GIVEN TASK:
Extract and list every line that contains the word "JSON".

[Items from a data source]
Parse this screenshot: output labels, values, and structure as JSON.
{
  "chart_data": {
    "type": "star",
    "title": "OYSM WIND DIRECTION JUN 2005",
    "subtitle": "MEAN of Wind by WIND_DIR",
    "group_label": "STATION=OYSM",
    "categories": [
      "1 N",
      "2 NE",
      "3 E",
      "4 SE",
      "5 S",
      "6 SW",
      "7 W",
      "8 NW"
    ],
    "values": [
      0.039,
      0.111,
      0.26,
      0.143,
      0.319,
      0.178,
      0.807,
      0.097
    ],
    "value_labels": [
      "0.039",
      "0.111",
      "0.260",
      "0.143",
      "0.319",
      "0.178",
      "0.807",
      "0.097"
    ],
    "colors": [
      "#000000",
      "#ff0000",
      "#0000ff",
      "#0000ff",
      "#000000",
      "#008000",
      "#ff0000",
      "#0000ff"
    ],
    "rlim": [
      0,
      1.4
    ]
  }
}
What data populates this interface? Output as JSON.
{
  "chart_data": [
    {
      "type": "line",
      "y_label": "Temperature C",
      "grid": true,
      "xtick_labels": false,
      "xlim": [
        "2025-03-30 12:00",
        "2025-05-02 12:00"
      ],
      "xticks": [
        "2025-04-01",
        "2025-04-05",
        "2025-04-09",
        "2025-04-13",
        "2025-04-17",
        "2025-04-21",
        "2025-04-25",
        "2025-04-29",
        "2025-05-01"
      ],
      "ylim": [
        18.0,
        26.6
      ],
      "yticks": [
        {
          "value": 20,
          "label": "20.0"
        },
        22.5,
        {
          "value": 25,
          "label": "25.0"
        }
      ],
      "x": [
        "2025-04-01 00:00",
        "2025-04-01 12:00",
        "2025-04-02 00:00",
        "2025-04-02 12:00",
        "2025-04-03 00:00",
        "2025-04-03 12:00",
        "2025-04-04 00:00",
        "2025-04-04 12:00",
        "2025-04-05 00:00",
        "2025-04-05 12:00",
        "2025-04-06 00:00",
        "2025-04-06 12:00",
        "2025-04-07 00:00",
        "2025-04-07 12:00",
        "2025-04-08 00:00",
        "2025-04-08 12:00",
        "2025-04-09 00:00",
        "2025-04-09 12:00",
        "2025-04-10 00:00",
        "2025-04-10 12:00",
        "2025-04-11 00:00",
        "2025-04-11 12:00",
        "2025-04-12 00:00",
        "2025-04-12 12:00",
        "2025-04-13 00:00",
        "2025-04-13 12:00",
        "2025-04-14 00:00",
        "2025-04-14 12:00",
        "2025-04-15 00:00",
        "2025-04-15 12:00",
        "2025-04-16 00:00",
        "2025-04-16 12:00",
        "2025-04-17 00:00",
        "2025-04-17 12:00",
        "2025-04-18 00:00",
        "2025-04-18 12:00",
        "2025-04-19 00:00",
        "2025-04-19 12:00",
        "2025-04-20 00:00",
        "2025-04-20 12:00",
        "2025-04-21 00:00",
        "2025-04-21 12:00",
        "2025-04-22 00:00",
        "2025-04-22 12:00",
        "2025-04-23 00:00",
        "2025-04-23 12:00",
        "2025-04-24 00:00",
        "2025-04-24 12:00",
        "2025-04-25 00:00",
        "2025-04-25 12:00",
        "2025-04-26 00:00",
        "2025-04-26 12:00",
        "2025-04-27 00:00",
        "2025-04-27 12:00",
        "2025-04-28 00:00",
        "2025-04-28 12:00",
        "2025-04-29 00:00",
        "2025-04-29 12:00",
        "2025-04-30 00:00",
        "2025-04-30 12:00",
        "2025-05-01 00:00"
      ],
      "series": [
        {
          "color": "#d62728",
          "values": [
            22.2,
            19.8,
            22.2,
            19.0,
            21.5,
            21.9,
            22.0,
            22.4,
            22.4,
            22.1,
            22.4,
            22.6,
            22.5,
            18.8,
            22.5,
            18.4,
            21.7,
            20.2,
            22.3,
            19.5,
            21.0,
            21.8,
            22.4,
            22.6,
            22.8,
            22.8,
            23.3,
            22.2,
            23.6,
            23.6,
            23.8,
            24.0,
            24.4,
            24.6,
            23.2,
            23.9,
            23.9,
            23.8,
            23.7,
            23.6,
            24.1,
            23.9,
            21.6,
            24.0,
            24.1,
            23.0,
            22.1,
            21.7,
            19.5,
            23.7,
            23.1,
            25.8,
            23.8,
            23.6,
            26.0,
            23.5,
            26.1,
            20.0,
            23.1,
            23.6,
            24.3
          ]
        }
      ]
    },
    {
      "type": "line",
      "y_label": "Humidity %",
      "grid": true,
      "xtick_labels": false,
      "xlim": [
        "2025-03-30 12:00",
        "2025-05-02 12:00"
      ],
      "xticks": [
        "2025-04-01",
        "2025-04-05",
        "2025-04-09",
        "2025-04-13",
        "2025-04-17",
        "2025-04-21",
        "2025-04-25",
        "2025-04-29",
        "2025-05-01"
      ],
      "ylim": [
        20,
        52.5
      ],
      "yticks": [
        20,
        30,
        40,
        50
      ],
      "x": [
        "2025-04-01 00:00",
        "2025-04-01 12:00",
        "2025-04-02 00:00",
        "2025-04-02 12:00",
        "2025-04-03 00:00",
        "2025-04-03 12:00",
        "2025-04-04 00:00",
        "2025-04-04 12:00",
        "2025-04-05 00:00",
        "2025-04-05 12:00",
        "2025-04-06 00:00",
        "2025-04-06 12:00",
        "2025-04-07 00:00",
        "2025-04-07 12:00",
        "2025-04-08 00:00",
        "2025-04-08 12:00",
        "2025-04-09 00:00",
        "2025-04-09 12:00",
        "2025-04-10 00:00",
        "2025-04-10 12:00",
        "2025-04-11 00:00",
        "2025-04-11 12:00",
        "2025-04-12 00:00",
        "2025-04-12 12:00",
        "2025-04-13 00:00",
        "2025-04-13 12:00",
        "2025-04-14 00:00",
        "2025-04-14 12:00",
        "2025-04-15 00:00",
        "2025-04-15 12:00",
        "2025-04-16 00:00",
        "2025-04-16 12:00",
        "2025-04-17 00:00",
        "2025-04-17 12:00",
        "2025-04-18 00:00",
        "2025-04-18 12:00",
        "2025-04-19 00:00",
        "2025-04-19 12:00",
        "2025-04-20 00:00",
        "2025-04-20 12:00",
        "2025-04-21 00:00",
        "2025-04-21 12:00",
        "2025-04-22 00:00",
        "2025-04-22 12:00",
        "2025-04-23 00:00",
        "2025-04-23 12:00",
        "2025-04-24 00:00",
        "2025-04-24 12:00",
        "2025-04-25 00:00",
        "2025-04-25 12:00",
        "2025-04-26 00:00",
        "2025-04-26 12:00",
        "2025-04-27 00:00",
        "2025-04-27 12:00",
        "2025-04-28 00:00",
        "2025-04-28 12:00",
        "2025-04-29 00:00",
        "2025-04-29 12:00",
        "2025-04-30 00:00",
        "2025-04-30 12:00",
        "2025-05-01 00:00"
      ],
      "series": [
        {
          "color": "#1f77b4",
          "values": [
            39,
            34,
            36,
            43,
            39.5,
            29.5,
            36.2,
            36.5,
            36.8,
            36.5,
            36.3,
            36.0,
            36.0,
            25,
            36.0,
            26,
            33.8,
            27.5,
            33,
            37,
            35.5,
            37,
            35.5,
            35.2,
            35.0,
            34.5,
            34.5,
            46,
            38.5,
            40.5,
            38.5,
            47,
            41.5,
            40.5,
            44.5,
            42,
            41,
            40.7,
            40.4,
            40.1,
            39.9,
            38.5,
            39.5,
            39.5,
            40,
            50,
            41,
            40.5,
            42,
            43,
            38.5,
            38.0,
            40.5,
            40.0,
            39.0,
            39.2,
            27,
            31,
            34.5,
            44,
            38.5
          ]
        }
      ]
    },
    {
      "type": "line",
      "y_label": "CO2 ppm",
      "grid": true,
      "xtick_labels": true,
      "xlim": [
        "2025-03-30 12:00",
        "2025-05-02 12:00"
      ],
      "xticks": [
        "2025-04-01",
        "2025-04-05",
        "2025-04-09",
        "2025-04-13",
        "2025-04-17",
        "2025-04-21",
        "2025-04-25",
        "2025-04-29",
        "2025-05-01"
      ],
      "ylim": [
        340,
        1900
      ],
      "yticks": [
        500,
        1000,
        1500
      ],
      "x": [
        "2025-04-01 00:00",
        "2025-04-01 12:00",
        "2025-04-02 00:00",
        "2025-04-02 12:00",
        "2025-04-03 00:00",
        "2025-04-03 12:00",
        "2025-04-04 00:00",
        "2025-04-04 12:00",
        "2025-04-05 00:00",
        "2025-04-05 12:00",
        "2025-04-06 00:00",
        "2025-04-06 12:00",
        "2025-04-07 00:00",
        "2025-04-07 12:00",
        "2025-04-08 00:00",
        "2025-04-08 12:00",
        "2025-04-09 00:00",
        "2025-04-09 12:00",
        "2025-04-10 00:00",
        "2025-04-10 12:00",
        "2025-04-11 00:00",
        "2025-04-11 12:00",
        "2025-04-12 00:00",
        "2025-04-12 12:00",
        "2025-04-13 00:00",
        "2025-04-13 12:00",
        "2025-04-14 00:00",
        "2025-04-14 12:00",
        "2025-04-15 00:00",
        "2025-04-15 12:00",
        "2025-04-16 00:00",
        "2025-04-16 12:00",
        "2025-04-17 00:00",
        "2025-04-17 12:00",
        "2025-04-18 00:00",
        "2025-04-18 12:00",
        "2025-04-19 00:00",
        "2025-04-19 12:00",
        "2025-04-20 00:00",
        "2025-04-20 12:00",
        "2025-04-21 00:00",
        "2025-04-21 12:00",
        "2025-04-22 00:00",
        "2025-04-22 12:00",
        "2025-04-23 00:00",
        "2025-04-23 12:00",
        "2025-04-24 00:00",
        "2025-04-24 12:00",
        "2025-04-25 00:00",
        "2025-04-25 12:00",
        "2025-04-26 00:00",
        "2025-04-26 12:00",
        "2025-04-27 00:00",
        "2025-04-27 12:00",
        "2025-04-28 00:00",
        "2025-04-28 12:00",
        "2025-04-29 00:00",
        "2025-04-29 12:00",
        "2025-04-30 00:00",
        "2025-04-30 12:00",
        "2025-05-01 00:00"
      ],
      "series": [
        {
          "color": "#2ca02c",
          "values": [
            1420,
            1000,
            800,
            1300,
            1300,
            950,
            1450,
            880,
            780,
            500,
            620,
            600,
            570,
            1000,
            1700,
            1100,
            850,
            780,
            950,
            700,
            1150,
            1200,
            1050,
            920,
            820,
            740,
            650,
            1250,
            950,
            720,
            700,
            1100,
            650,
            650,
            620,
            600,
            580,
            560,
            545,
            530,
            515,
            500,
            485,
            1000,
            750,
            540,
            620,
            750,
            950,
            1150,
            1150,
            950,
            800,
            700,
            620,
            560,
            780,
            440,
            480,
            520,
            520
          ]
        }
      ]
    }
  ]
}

TASK RESPONSE:
Parse this screenshot: output labels, values, and structure as JSON.
What data populates this interface? Output as JSON.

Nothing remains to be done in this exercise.